### Work to do
Out of the lines below, please list those that hold the string "向祖国献礼".

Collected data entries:
++++++
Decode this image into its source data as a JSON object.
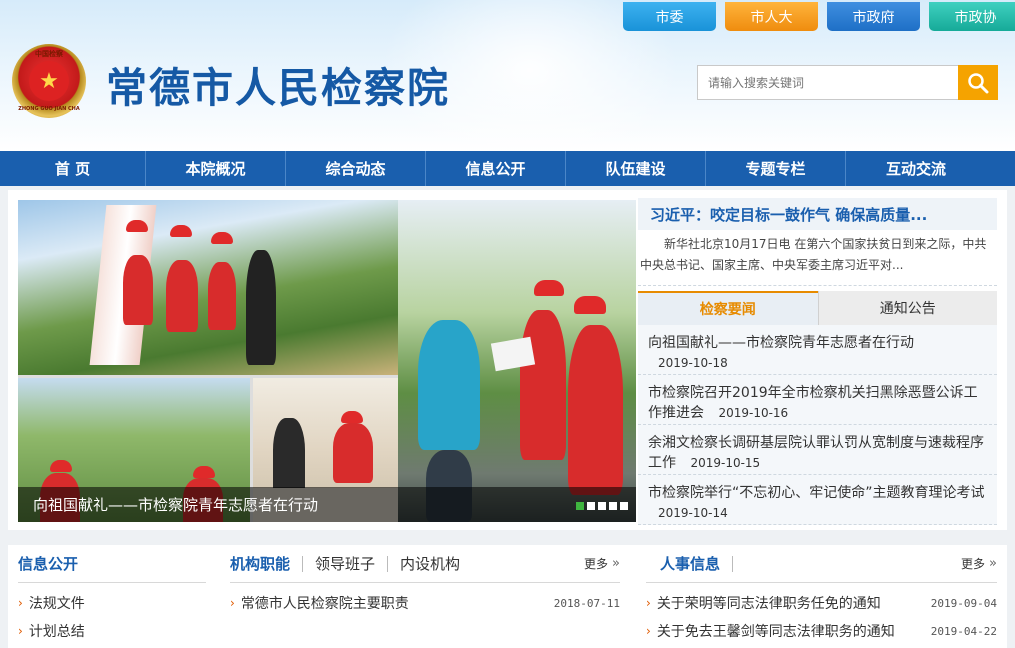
{
  "header": {
    "emblem_top": "中国检察",
    "emblem_bottom": "ZHONG GUO JIAN CHA",
    "site_title": "常德市人民检察院",
    "top_links": [
      "市委",
      "市人大",
      "市政府",
      "市政协"
    ],
    "search_placeholder": "请输入搜索关键词"
  },
  "nav": [
    "首 页",
    "本院概况",
    "综合动态",
    "信息公开",
    "队伍建设",
    "专题专栏",
    "互动交流"
  ],
  "slider": {
    "caption": "向祖国献礼——市检察院青年志愿者在行动",
    "dots": 5,
    "active_dot": 0
  },
  "headline": {
    "title": "习近平：咬定目标一鼓作气 确保高质量...",
    "summary": "新华社北京10月17日电 在第六个国家扶贫日到来之际，中共中央总书记、国家主席、中央军委主席习近平对..."
  },
  "news_tabs": [
    "检察要闻",
    "通知公告"
  ],
  "news_items": [
    {
      "title": "向祖国献礼——市检察院青年志愿者在行动",
      "date": "2019-10-18"
    },
    {
      "title": "市检察院召开2019年全市检察机关扫黑除恶暨公诉工作推进会",
      "date": "2019-10-16"
    },
    {
      "title": "余湘文检察长调研基层院认罪认罚从宽制度与速裁程序工作",
      "date": "2019-10-15"
    },
    {
      "title": "市检察院举行“不忘初心、牢记使命”主题教育理论考试",
      "date": "2019-10-14"
    }
  ],
  "info_public": {
    "title": "信息公开",
    "items": [
      "法规文件",
      "计划总结"
    ]
  },
  "org": {
    "tabs": [
      "机构职能",
      "领导班子",
      "内设机构"
    ],
    "more": "更多",
    "items": [
      {
        "title": "常德市人民检察院主要职责",
        "date": "2018-07-11"
      }
    ]
  },
  "personnel": {
    "title": "人事信息",
    "more": "更多",
    "items": [
      {
        "title": "关于荣明等同志法律职务任免的通知",
        "date": "2019-09-04"
      },
      {
        "title": "关于免去王馨剑等同志法律职务的通知",
        "date": "2019-04-22"
      }
    ]
  },
  "colors": {
    "brand_blue": "#1a5fae",
    "accent_orange": "#e78b00",
    "search_button": "#f5a300"
  },
  "icons": {
    "search": "search-icon",
    "more_arrow": "double-chevron-right-icon",
    "bullet": "chevron-right-icon"
  }
}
++++++
### Output below
    "caption": "向祖国献礼——市检察院青年志愿者在行动",
      "title": "向祖国献礼——市检察院青年志愿者在行动",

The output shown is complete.